--- start of DATASET ---

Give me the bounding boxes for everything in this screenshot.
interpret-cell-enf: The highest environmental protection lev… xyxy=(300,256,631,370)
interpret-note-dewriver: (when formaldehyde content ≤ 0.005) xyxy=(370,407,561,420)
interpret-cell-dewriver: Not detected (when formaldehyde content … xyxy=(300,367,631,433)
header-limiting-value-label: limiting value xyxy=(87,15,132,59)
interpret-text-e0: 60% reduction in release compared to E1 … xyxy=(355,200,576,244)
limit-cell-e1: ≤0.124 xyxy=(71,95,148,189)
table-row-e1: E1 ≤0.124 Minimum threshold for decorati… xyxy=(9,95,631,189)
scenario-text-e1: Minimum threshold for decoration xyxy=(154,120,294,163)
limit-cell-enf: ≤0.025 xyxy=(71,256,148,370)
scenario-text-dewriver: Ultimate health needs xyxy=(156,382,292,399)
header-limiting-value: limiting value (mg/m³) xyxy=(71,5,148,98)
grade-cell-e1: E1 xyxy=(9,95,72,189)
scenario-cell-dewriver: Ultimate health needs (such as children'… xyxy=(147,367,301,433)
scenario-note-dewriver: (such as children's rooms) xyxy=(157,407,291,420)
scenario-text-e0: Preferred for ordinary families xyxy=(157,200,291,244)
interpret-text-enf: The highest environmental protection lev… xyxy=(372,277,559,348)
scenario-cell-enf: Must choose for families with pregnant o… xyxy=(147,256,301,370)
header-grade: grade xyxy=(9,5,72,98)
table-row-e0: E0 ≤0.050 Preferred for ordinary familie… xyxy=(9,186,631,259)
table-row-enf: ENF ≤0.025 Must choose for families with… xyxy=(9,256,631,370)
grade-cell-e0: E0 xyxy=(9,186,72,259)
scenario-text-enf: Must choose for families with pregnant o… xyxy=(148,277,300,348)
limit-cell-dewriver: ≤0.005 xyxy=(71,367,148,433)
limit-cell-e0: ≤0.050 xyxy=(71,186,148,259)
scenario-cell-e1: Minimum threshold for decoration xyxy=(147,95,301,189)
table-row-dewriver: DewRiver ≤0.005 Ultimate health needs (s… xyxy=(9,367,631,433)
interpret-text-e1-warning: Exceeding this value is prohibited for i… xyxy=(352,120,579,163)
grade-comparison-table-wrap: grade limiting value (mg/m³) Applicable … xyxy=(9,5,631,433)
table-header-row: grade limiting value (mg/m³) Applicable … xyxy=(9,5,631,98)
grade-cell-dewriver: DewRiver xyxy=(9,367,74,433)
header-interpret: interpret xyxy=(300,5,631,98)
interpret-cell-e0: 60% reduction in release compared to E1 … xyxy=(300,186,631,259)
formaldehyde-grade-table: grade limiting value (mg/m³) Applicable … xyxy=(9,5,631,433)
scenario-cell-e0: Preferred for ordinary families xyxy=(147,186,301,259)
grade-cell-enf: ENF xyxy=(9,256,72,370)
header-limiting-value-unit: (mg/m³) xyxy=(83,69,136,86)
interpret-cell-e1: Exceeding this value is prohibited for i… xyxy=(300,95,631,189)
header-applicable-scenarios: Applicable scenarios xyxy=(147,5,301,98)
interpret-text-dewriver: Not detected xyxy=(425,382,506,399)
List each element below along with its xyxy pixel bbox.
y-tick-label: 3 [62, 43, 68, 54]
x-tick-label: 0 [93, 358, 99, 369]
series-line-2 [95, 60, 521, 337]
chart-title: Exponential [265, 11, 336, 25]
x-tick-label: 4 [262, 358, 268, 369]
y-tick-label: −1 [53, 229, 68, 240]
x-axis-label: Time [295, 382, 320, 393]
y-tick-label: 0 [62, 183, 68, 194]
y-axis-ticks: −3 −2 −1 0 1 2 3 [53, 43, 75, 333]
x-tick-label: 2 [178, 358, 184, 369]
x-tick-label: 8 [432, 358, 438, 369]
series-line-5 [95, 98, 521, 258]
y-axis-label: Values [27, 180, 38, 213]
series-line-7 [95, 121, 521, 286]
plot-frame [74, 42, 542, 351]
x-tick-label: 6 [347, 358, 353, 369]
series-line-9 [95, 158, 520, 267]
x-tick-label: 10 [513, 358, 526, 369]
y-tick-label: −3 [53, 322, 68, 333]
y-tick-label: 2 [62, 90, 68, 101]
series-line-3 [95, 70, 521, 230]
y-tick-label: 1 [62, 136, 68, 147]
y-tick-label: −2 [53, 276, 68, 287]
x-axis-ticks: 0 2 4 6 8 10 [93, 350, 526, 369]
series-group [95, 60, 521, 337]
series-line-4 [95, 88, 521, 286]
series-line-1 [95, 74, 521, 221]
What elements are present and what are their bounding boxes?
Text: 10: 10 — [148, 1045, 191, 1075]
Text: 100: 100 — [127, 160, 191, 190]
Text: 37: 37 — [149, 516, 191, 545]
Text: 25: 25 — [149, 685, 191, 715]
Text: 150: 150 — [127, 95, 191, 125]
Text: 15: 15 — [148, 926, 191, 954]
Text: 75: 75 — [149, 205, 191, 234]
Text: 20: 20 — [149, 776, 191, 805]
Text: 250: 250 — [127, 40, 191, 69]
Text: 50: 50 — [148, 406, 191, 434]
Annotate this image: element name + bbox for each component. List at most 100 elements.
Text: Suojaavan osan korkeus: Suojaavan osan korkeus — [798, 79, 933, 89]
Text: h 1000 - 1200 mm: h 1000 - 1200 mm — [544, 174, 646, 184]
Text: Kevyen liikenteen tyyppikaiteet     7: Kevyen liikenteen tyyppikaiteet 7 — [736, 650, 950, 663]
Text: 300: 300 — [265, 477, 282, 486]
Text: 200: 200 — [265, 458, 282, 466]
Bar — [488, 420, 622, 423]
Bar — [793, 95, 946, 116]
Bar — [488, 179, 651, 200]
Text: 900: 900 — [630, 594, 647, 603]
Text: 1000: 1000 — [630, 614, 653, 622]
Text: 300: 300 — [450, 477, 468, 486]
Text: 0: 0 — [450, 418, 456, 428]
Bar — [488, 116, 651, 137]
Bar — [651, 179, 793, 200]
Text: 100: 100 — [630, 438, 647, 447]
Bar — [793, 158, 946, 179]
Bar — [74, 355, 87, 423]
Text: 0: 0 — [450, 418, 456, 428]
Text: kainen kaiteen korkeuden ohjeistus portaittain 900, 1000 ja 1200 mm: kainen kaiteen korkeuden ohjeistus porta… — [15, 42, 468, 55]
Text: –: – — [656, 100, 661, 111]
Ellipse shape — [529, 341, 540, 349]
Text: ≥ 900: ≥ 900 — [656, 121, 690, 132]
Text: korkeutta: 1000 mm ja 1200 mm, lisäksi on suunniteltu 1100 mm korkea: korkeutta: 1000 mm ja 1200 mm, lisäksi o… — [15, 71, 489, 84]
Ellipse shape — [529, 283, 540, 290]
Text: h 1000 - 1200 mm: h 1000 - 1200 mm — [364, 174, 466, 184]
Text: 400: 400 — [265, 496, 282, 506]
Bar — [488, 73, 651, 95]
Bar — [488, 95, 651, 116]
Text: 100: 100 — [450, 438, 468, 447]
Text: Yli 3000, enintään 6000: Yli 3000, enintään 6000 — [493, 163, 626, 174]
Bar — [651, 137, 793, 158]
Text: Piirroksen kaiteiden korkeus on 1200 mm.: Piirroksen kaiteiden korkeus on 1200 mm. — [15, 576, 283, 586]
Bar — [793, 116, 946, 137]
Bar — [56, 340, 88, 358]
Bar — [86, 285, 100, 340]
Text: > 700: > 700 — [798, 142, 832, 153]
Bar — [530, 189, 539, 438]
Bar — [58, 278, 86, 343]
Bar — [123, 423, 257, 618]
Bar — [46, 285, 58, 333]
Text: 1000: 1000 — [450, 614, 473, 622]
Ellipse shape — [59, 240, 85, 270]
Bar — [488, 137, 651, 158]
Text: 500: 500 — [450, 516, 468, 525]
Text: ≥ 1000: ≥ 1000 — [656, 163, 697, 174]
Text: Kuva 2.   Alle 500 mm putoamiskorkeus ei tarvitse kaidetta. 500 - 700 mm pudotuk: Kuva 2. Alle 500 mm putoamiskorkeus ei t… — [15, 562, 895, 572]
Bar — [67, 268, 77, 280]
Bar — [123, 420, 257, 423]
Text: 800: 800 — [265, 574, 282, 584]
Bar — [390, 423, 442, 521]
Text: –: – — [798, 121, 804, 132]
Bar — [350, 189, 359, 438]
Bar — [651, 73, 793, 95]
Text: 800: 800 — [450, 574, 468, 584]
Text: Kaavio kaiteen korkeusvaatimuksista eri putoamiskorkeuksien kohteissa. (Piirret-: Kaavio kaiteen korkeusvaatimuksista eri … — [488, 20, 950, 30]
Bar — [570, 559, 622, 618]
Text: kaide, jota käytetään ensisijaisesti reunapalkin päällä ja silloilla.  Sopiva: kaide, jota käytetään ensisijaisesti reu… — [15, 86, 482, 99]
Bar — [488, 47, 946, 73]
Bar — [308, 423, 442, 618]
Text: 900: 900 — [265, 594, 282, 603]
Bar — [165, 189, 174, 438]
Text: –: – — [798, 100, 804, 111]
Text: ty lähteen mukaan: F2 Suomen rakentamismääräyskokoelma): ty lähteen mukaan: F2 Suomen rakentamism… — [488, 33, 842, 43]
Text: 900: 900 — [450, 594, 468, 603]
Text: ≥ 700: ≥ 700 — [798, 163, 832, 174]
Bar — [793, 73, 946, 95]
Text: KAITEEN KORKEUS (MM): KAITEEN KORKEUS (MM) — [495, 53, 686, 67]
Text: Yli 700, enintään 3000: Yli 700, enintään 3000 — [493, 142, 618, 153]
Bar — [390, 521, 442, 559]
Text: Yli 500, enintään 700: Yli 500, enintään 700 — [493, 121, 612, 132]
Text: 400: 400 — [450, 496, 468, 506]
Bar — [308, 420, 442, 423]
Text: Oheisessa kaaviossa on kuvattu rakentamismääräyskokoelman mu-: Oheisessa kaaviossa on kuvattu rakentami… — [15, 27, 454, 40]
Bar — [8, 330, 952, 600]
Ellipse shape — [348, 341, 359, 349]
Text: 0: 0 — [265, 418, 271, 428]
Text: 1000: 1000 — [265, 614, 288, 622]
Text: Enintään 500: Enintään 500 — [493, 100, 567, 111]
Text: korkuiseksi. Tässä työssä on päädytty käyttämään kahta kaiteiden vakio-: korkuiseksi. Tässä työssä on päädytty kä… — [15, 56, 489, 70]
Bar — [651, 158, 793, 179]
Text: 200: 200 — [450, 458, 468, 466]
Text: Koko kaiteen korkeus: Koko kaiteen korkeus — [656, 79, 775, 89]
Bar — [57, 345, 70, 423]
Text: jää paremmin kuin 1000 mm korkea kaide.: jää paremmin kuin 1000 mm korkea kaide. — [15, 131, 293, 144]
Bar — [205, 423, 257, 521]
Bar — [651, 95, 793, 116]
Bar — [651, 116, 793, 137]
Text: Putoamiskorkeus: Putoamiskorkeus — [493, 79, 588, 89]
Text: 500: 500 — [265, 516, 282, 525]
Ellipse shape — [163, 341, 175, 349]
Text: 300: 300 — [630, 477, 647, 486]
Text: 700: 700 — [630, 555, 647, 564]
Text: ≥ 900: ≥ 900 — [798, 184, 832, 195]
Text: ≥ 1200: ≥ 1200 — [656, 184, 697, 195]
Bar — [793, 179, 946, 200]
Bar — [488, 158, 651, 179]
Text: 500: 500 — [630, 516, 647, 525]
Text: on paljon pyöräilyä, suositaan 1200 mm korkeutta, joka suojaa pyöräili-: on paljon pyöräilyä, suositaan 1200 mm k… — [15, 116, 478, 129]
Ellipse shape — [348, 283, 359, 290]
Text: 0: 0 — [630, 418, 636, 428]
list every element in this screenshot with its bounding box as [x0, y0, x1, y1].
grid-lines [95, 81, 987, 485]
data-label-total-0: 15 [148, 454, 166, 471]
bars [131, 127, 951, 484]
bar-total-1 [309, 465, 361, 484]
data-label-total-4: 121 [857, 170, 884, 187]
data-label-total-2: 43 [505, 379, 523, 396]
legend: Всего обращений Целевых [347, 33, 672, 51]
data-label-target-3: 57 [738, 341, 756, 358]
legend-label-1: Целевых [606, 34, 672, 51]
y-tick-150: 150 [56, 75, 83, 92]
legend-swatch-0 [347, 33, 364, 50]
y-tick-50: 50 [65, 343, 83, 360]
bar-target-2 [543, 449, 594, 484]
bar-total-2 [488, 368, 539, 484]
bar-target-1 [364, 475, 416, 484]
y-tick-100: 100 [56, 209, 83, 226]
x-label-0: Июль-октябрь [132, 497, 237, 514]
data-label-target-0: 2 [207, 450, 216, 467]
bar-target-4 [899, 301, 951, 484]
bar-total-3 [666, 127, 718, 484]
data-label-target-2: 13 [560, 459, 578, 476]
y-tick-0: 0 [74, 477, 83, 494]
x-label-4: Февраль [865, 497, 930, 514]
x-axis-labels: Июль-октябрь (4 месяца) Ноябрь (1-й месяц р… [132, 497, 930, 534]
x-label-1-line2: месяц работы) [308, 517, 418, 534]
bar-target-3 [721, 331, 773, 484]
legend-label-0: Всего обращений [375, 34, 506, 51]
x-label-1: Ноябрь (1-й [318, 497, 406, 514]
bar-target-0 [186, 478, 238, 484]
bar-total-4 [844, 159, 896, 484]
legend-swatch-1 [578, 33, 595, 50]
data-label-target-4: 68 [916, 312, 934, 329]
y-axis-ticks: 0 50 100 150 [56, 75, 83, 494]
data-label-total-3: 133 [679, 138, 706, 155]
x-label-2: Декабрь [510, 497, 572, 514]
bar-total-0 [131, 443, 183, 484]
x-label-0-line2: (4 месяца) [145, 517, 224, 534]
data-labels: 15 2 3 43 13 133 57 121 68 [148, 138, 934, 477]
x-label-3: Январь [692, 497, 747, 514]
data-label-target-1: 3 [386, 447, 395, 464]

--- end of DATASET ---

Copy the entries from the start through the line containing "interpret-note-dewriver: (when formaldehyde", swapping "highest" for "strictest" and leaving everything else unchanged.

Give me the bounding boxes for everything in this screenshot.
interpret-cell-enf: The strictest environmental protection lev… xyxy=(300,256,631,370)
interpret-note-dewriver: (when formaldehyde content ≤ 0.005) xyxy=(370,407,561,420)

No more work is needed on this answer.